What is being asked: Copy out every line of the records below word for word, omitting the pictures.

Input data:
_____
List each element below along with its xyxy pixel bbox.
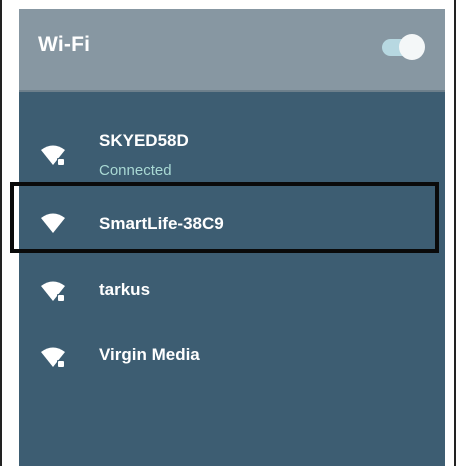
highlight-box: [10, 182, 439, 253]
network-item-skyed58d[interactable]: SKYED58D Connected: [19, 122, 445, 184]
wifi-header: Wi-Fi: [19, 9, 445, 92]
wifi-locked-icon: [41, 347, 65, 367]
frame-border-right: [454, 0, 456, 466]
wifi-locked-icon: [41, 281, 65, 301]
toggle-thumb: [399, 34, 425, 60]
network-item-tarkus[interactable]: tarkus: [19, 267, 445, 317]
network-name: SKYED58D: [99, 131, 189, 150]
wifi-locked-icon: [41, 145, 65, 165]
network-status: Connected: [99, 162, 172, 179]
frame-border-left: [0, 0, 2, 466]
network-name: Virgin Media: [99, 345, 200, 364]
wifi-toggle[interactable]: [382, 34, 425, 60]
network-item-virgin-media[interactable]: Virgin Media: [19, 331, 445, 381]
wifi-title: Wi-Fi: [38, 33, 91, 56]
network-name: tarkus: [99, 280, 151, 299]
_____
Reply:
List each element below along with its xyxy pixel bbox.
highlight-box: [10, 182, 439, 253]
network-item-skyed58d[interactable]: SKYED58D Connected: [19, 122, 445, 184]
wifi-header: Wi-Fi: [19, 9, 445, 92]
wifi-locked-icon: [41, 347, 65, 367]
frame-border-right: [454, 0, 456, 466]
wifi-locked-icon: [41, 281, 65, 301]
toggle-thumb: [399, 34, 425, 60]
network-item-tarkus[interactable]: tarkus: [19, 267, 445, 317]
network-name: SKYED58D: [99, 131, 189, 150]
wifi-locked-icon: [41, 145, 65, 165]
network-status: Connected: [99, 162, 172, 179]
frame-border-left: [0, 0, 2, 466]
network-name: Virgin Media: [99, 345, 200, 364]
wifi-toggle[interactable]: [382, 34, 425, 60]
network-item-virgin-media[interactable]: Virgin Media: [19, 331, 445, 381]
wifi-title: Wi-Fi: [38, 33, 91, 56]
network-name: tarkus: [99, 280, 151, 299]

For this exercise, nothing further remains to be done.